In the last two days I've been watching You've Got Mail over and over. The first time as a normal feature film the second with the commentary from director and producer, the third with the music sound track only, the forth normally once again and I was in the middle of the fifth time when Ed came to bed and I had to turn off the TV.

Though I am enjoying it immensely it is not entirely for that purpose. It is part of the self-education on script writing in honor of the ongoing Script Frenzy. Some might say it is a not very subtle form of procrastination, this insistence that all this movie watching this month is on behalf of my script. And they'd probably have a point. But I have been learning a lot which is what I set my mind to for this year's Script Frenzy--to make it more about learning the art and craft of film stories than about a frantic typing of nicely formatted words that can barely be called a story and read more like a rambling novel with oddly indented dialog.

I didn't know until yesterday that the same writer/director who gave us You've Got Mail, also gave us Sleepless in Seattle and Julie and Julia. She also wrote When Harry Met Sally. I learned this (except for the Julie and Julia) while watching the special features on the DVD in which Nora Ephron talks about making the movie, writing the script, the meaning that language and story have for her, growing up as the daughter of writers (her parents wrote Carousel and The Desk Set) and working with Tom Hanks and Meg Ryan.

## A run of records

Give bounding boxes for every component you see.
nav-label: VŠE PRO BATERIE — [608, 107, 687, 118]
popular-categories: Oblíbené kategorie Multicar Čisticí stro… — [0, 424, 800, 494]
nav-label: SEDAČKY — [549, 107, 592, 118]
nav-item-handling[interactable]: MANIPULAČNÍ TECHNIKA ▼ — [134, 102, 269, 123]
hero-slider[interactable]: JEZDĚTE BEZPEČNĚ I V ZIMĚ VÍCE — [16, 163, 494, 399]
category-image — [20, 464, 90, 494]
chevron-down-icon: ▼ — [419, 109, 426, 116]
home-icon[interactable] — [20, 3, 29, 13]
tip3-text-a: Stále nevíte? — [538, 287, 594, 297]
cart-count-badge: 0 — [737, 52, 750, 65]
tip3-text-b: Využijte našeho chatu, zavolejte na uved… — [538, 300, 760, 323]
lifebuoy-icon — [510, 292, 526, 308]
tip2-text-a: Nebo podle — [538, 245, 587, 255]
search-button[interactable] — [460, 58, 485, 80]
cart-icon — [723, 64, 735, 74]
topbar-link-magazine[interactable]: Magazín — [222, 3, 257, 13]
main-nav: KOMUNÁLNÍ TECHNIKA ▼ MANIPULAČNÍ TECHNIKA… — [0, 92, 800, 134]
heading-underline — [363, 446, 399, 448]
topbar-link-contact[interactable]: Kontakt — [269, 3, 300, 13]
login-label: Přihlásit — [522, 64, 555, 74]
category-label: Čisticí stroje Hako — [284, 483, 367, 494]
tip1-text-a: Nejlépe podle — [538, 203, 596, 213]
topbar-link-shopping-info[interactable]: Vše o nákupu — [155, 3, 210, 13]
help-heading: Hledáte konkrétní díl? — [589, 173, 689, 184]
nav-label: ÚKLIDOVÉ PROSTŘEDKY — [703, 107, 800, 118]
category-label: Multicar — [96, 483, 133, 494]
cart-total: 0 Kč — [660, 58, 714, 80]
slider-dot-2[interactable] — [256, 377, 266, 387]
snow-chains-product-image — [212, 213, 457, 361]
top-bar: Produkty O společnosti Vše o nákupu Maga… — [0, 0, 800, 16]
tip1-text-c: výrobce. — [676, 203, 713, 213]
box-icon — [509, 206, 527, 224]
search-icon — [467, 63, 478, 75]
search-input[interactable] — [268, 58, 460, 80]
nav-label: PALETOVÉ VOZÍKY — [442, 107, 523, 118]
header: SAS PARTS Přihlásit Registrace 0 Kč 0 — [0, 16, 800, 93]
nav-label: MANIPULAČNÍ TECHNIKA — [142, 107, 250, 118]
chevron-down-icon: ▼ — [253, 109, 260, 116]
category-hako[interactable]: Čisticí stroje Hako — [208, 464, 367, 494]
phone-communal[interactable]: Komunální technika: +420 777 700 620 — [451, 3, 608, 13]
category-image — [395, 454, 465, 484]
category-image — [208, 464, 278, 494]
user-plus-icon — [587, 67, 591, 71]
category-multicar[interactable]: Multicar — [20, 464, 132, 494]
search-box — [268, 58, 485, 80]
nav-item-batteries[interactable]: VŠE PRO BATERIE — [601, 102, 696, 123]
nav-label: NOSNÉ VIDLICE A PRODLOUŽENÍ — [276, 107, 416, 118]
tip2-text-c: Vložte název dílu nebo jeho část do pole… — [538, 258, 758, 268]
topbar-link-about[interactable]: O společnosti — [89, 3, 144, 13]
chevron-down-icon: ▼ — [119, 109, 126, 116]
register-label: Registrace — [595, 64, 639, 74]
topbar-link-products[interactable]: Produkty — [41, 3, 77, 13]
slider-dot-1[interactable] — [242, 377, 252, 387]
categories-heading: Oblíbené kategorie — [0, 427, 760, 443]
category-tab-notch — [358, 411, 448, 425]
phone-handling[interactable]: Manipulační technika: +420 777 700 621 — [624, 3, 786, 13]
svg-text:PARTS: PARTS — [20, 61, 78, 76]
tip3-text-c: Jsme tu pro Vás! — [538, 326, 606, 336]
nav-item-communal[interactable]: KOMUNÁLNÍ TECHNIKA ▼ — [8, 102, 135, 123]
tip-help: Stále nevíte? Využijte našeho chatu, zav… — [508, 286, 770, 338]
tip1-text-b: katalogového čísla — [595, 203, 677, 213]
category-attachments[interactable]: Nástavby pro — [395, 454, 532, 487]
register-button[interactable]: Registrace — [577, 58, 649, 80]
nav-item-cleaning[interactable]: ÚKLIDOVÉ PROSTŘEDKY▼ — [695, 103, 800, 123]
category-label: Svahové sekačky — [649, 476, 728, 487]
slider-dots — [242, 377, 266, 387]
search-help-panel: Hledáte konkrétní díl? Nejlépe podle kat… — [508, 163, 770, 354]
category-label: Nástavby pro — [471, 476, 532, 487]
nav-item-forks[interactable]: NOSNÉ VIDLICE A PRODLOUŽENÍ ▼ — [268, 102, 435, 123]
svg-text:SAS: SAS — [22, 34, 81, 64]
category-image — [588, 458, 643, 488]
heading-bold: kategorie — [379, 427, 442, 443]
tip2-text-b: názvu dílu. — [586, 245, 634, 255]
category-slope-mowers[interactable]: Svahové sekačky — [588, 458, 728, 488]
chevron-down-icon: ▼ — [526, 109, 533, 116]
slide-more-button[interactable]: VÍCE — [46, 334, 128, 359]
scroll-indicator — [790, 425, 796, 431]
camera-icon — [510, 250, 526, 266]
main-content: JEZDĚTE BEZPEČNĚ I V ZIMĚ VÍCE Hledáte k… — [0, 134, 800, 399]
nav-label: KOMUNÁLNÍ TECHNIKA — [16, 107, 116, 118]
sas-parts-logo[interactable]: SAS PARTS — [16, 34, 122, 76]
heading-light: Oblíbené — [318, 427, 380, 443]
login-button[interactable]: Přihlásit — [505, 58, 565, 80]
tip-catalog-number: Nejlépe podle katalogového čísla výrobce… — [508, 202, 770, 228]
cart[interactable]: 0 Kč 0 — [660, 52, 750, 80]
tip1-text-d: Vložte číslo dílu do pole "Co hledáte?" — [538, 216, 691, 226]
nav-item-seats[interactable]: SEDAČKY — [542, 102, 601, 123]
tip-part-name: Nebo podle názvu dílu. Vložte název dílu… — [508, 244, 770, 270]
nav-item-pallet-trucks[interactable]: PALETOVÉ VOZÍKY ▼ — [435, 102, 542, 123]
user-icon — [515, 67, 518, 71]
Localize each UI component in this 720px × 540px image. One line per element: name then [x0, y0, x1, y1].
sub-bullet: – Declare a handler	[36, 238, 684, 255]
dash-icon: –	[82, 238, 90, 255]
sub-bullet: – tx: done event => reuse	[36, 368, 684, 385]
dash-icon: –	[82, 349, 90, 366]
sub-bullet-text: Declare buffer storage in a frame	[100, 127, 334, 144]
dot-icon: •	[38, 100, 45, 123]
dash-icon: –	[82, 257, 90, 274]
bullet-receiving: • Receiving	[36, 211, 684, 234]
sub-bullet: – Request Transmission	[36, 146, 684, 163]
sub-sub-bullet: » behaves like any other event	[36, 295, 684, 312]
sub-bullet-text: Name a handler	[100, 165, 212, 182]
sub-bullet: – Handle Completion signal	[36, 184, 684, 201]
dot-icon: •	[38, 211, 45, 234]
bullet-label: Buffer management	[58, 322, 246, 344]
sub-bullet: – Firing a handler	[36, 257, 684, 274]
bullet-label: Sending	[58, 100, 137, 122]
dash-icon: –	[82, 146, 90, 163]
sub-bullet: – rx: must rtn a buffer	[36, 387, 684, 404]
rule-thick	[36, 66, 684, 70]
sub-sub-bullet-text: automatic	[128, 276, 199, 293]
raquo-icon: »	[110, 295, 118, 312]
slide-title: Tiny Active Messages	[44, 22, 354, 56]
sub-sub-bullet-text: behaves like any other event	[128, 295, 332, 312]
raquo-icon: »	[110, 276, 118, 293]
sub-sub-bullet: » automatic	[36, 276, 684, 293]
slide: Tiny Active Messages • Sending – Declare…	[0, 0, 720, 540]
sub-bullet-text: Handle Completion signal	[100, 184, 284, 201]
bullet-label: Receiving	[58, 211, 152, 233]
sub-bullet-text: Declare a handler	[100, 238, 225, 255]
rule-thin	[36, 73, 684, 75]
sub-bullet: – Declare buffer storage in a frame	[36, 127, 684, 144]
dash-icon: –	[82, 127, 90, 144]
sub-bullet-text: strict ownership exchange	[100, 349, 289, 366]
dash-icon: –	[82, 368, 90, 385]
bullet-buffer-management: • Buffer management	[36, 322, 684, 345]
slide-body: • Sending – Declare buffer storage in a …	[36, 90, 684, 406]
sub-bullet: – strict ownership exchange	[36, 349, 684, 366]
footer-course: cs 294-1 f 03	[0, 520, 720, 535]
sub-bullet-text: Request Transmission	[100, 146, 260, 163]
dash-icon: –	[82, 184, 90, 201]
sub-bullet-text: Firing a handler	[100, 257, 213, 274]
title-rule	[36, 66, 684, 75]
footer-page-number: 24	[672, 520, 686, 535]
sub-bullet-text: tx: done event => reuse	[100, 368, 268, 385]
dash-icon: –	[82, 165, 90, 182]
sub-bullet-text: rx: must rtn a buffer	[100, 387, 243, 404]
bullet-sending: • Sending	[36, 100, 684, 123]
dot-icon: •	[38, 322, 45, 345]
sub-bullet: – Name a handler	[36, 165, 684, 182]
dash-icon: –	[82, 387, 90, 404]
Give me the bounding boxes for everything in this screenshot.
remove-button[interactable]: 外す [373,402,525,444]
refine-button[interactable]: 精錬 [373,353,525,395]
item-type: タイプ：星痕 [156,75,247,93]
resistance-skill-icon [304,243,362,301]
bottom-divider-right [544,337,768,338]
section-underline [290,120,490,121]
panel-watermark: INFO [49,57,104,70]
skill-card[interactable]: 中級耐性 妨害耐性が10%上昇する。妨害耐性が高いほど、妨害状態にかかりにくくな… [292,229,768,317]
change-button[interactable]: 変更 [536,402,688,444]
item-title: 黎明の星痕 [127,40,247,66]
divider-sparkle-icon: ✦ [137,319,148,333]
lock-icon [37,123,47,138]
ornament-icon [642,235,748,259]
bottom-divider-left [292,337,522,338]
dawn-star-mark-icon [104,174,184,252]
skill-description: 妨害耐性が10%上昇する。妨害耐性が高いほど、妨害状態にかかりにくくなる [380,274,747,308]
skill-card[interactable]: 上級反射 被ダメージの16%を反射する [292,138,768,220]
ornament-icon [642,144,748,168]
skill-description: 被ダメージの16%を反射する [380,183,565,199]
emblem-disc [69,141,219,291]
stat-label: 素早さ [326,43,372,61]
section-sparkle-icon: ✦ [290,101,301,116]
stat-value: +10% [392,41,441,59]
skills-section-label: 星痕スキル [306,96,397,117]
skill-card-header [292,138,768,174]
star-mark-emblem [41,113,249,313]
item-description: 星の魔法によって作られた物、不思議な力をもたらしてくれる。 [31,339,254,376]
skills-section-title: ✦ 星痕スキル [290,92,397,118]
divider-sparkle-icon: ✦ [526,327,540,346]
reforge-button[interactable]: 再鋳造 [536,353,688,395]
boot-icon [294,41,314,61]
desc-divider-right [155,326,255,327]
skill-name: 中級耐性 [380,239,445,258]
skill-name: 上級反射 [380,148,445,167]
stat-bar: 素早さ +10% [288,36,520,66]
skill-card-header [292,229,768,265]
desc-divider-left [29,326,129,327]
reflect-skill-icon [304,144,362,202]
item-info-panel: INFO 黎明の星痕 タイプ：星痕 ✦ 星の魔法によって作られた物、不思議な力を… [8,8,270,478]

## WORK TO COMPLETE
**1.** Answer these about the piece on rewatching You've Got Mail, one per line:
(a) On the third viewing, what did the writer listen to?
(b) What did the writer set out to make this year's Script Frenzy more about?
(c) Which two works did Nora Ephron's parents write?
**2.** Write the next part of the piece about rewatching You've Got Mail, picking up after its final sentence.

## RESULTS OF THE TASKS
**1.**
(a) The music sound track only.
(b) Learning the art and craft of film stories, rather than frantically typing nicely formatted words.
(c) Carousel and The Desk Set.

**2.**
Ephron said in one interview I saw on YouTube that all romantic comedy stems from either The Taming of the Shrew or Pride and Prejudice and that in the one case the thing standing between the couples is a matter of character and in the other a matter of class. Until Woody Allen she caveats. In which case the block originates in the male's neurosis.

I'm not sure what to make of all that and will have to contemplate it for a time before either agreeing or not. Probably need to reread Taming of the Shrew and Pride and Prejudice as well. As for Woody Allen adding a third, previously not existing strand to the romantic comedy tradition. Well I must ask, in what way is neurosis not a character issue?

I could really enjoy discussing story face to face with Nora Ephron though.

You've Got Mail was a remake or retelling of a classic stage and screen play. A month or so ago I watched The Shop Around the Corner starring Jimmy Stewart and the In the Good Old Summertime starring Judy Garland. The first was black and white and the second was a musical and in color made lees than ten years after the first. The original stage play had the word 'perfume' in the title, tho not the English word. Was it French? I really should go to Wikipedia or IMDb and get my facts straight but I'm fading fast here having been awake since 3 this morning and it closing in on 11pm as I type this.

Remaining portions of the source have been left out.